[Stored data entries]
########

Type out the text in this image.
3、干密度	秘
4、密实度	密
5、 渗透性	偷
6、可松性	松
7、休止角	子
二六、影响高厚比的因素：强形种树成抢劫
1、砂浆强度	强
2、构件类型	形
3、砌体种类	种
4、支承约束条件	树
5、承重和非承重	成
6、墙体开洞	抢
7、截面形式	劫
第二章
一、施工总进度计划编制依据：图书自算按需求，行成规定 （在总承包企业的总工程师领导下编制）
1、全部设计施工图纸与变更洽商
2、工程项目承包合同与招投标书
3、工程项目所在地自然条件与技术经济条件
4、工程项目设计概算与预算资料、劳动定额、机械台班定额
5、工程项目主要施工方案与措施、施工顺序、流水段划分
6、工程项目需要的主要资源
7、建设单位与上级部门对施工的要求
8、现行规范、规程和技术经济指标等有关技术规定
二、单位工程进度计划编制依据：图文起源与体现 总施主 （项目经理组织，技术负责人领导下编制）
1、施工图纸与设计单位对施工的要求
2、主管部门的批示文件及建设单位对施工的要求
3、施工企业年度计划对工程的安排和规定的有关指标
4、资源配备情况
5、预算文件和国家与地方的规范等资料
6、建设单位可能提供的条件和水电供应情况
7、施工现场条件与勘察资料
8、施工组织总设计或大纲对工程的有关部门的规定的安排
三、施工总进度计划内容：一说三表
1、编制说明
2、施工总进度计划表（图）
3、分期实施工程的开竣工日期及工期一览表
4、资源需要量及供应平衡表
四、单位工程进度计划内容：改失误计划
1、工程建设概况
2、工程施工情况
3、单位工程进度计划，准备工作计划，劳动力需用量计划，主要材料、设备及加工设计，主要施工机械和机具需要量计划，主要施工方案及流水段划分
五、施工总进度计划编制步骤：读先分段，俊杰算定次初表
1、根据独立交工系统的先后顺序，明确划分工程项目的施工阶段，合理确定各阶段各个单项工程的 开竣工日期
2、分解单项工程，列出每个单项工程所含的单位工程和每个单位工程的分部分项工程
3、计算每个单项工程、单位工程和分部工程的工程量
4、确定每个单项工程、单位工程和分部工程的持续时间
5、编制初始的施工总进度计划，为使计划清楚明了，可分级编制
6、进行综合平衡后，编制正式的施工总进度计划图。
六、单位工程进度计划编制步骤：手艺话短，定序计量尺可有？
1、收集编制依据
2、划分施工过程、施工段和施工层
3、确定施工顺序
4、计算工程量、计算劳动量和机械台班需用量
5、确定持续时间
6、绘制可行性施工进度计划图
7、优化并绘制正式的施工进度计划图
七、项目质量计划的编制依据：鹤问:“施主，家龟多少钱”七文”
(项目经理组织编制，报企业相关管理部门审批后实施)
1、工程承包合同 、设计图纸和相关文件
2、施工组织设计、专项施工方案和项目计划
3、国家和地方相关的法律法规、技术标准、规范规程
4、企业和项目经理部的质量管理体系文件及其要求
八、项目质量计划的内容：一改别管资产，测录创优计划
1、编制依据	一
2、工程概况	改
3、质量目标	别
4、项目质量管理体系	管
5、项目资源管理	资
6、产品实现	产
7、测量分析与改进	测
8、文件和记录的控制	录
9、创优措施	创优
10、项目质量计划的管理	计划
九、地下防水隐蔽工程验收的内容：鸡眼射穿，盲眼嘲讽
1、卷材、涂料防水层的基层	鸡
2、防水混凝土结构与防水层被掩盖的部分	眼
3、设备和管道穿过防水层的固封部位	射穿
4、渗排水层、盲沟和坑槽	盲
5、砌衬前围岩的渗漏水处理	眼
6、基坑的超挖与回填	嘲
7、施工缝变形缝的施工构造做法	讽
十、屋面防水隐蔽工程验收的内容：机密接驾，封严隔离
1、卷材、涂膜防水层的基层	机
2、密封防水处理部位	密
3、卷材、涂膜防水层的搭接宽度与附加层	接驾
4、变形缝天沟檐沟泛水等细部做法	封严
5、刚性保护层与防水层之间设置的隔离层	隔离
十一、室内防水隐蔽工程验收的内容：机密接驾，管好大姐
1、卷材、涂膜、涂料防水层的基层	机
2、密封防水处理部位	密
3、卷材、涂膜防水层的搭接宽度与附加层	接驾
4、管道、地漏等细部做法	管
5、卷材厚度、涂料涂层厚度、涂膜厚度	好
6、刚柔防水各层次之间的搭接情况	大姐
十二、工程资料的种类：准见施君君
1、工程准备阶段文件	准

########

Search the lines for the string "机密接驾" and copy every line that has it.

十、屋面防水隐蔽工程验收的内容：机密接驾，封严隔离
十一、室内防水隐蔽工程验收的内容：机密接驾，管好大姐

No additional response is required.